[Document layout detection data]
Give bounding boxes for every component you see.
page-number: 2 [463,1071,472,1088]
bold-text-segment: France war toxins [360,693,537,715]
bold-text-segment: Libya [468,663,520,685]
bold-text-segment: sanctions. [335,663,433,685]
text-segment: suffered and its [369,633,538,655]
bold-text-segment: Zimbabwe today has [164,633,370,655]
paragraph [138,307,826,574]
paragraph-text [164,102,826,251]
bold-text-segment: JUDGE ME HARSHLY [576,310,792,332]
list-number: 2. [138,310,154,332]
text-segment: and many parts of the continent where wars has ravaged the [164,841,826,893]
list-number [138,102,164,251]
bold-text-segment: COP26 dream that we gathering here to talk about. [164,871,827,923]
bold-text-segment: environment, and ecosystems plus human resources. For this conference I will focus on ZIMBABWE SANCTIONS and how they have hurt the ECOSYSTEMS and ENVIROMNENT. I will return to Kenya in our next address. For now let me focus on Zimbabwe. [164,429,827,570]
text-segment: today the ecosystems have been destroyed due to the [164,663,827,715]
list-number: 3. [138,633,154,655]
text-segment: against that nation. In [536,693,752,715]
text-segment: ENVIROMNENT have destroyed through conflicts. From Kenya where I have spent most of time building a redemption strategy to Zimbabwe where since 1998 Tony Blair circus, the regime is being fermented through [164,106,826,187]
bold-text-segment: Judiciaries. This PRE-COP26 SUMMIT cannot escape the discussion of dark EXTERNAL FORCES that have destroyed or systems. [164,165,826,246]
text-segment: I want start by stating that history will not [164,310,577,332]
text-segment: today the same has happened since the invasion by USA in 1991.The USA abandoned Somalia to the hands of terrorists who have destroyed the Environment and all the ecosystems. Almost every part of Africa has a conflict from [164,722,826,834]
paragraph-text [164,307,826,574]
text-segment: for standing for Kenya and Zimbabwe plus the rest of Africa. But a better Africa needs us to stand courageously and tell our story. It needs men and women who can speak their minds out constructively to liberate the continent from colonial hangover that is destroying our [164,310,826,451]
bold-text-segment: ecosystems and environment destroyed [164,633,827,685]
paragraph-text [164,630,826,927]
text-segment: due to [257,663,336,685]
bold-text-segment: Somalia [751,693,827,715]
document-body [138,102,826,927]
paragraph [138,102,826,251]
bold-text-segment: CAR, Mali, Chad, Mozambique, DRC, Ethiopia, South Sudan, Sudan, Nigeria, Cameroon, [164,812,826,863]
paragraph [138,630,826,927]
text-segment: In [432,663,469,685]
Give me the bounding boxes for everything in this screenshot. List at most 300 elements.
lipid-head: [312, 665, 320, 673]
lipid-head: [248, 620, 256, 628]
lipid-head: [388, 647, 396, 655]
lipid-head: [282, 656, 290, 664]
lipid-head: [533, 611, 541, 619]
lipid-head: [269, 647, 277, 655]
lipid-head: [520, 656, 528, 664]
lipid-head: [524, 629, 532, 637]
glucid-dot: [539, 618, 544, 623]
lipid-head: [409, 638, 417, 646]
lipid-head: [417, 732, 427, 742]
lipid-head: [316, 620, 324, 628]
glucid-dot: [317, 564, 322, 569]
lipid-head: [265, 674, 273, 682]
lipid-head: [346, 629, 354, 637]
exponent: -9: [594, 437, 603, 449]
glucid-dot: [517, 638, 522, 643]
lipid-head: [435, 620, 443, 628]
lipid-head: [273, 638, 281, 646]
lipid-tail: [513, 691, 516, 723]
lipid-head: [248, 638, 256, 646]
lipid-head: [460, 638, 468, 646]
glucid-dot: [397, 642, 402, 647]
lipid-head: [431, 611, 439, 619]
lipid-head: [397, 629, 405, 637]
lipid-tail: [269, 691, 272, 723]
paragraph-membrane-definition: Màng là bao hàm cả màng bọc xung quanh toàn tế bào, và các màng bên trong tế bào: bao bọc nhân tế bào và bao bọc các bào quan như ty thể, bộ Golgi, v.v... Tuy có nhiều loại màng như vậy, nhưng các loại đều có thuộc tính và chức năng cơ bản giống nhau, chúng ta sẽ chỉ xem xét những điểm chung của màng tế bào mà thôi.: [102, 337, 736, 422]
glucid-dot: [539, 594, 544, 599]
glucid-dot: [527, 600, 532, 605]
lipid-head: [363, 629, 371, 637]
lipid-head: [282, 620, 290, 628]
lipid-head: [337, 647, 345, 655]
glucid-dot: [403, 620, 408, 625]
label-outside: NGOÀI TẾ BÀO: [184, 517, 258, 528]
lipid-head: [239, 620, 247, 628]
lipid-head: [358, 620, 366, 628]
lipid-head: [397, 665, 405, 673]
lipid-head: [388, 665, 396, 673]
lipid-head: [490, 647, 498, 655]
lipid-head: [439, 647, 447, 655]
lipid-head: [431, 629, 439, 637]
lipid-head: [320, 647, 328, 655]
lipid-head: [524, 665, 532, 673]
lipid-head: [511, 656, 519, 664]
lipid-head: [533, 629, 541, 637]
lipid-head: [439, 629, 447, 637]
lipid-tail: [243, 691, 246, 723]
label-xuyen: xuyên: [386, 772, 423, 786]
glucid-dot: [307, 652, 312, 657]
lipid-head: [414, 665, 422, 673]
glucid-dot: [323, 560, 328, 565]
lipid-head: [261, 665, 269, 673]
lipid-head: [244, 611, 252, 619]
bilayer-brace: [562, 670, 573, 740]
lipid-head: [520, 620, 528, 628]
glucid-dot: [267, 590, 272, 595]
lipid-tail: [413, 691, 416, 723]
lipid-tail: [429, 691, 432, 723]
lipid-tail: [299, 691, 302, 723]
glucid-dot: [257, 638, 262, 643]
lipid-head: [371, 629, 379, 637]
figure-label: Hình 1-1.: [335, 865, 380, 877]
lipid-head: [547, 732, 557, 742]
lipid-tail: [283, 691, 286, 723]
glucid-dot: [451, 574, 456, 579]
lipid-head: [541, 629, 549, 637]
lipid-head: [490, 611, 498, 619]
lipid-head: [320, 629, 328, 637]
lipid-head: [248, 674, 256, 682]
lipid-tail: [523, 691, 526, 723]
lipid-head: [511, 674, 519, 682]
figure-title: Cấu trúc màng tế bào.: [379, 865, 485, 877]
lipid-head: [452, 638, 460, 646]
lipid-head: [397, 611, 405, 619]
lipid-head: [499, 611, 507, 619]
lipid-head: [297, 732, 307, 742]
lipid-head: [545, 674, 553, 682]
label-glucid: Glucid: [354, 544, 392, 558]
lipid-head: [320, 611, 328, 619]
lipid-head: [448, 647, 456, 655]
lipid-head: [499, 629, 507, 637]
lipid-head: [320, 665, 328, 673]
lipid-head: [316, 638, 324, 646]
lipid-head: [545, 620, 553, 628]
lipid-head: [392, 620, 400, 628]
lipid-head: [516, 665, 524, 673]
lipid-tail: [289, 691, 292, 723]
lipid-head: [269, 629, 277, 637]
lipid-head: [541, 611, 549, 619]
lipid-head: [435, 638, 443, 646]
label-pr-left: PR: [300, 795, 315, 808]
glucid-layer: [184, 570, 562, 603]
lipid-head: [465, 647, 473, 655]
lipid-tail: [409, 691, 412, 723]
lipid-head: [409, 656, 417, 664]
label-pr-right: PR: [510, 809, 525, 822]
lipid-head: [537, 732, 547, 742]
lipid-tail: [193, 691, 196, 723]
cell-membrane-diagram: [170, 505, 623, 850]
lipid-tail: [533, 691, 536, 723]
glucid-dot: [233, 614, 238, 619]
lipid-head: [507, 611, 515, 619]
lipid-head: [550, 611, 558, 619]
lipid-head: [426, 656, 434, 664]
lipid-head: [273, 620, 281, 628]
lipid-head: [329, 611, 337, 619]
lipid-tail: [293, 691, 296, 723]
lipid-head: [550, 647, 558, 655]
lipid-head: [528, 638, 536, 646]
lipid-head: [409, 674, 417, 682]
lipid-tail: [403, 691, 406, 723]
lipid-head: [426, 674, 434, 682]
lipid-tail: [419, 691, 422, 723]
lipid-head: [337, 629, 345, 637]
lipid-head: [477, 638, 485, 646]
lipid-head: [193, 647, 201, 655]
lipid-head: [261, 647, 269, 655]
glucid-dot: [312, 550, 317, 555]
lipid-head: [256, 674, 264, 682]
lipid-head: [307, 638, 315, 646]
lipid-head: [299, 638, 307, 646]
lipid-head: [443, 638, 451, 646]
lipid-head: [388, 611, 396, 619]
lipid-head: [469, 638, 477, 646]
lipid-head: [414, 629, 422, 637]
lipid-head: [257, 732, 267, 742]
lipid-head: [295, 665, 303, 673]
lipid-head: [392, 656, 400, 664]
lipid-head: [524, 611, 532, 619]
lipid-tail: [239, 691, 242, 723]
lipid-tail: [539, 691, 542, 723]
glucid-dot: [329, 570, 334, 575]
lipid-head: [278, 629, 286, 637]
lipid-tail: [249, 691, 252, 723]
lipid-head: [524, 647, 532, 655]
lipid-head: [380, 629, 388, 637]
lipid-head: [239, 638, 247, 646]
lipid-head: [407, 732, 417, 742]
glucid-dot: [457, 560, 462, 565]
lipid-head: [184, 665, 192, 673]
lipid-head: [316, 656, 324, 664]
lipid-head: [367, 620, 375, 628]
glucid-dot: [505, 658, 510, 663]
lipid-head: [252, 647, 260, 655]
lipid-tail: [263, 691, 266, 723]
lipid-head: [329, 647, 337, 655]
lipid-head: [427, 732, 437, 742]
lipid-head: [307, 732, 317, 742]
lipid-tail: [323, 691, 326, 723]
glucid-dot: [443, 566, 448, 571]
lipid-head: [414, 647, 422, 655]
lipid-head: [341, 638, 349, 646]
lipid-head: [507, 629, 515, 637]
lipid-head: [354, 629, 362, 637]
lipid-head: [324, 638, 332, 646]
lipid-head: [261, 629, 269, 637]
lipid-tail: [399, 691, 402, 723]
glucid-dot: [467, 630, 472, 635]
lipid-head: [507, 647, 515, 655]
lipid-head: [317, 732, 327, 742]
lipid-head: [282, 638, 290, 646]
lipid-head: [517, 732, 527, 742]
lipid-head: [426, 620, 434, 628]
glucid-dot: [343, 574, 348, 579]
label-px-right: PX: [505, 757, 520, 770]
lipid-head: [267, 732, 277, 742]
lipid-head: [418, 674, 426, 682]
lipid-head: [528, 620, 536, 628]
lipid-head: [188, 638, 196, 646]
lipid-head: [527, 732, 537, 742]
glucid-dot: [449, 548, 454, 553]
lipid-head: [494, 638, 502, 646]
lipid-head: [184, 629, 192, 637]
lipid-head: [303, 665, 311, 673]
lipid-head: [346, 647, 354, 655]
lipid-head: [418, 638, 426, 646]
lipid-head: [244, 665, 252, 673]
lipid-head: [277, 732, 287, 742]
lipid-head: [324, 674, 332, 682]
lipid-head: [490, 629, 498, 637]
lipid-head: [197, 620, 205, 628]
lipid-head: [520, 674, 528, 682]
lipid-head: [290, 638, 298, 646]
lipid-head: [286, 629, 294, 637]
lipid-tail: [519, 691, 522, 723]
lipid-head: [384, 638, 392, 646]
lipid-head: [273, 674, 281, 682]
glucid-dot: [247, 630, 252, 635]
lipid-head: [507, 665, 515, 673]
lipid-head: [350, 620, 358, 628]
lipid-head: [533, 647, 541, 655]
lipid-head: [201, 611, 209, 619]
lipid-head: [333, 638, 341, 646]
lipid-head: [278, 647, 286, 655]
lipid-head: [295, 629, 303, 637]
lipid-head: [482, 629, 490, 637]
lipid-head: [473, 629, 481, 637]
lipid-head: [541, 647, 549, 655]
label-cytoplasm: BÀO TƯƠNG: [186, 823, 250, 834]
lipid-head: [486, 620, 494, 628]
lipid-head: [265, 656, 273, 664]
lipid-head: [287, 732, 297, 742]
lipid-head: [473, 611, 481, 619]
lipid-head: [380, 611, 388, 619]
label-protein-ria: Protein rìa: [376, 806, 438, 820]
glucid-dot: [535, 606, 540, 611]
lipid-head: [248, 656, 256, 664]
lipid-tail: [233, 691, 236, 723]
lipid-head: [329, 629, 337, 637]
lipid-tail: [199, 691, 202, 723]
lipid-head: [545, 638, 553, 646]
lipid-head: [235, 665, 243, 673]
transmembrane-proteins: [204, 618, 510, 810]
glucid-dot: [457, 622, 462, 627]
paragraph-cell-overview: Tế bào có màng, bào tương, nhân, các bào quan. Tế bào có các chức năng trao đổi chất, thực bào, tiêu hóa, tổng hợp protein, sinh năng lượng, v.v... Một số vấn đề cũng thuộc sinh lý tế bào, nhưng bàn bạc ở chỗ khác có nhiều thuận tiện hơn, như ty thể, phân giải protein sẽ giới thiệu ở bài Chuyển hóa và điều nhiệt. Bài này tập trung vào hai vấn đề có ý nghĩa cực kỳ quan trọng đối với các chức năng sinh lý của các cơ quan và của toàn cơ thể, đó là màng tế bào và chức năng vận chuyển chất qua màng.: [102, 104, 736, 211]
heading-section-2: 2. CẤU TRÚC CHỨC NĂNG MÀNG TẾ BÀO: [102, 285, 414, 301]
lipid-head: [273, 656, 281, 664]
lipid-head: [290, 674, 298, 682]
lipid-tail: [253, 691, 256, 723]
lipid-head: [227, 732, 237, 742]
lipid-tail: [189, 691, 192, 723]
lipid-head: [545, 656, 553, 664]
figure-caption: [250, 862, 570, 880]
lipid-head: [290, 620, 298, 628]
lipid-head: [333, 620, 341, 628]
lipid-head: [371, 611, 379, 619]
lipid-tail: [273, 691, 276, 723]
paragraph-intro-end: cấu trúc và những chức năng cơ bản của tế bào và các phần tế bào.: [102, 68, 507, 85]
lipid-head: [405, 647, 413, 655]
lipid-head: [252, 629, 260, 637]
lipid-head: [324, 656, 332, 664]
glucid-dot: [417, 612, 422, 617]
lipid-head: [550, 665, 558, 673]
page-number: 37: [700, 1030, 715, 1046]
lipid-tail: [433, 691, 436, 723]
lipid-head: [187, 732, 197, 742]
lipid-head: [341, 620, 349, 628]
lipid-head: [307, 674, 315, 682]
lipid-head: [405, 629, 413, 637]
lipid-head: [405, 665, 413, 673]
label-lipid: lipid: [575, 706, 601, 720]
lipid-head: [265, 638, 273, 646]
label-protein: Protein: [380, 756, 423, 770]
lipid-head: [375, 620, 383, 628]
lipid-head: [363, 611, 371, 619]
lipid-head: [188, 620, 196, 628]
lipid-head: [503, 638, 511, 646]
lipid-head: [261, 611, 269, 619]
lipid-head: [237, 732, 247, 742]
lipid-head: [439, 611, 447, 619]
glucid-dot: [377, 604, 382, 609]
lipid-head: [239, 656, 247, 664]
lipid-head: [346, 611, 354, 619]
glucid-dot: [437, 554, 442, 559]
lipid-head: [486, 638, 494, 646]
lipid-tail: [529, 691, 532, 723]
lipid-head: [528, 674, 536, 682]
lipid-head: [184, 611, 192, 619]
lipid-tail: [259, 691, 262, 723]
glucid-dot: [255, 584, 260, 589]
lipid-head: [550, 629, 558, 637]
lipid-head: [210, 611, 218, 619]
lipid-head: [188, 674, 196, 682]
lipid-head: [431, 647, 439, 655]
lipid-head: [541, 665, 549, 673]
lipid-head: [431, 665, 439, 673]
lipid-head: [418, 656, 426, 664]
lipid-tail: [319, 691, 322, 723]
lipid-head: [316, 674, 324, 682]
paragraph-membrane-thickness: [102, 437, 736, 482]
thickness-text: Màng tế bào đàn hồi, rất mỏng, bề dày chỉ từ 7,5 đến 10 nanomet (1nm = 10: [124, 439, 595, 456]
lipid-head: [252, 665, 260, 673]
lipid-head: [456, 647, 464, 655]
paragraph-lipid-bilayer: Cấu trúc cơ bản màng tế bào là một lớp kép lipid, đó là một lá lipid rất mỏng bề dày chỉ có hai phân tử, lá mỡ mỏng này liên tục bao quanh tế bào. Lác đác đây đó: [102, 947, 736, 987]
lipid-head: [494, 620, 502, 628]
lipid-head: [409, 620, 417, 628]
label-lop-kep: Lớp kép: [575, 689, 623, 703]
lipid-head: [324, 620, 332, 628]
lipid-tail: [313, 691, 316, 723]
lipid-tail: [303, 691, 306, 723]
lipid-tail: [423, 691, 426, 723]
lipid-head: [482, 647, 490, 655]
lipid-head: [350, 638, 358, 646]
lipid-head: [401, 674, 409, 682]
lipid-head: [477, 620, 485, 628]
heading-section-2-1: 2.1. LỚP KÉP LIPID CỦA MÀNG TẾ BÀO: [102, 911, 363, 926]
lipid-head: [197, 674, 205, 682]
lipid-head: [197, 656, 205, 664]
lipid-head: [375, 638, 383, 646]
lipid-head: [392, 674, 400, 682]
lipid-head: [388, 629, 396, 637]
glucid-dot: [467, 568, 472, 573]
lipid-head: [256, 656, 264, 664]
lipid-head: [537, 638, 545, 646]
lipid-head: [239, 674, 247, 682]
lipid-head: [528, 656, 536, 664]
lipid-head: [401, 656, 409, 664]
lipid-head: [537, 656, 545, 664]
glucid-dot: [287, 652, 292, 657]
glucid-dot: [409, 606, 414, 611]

• Work task
Look through the entries above and report each line where the string "quanh" occurs.

• Task answer
paragraph-membrane-definition: Màng là bao hàm cả màng bọc xung quanh toàn tế bào, và các màng bên trong tế bào: bao bọc nhân tế bào và bao bọc các bào quan như ty thể, bộ Golgi, v.v... Tuy có nhiều loại màng như vậy, nhưng các loại đều có thuộc tính và chức năng cơ bản giống nhau, chúng ta sẽ chỉ xem xét những điểm chung của màng tế bào mà thôi.: [102, 337, 736, 422]
paragraph-lipid-bilayer: Cấu trúc cơ bản màng tế bào là một lớp kép lipid, đó là một lá lipid rất mỏng bề dày chỉ có hai phân tử, lá mỡ mỏng này liên tục bao quanh tế bào. Lác đác đây đó: [102, 947, 736, 987]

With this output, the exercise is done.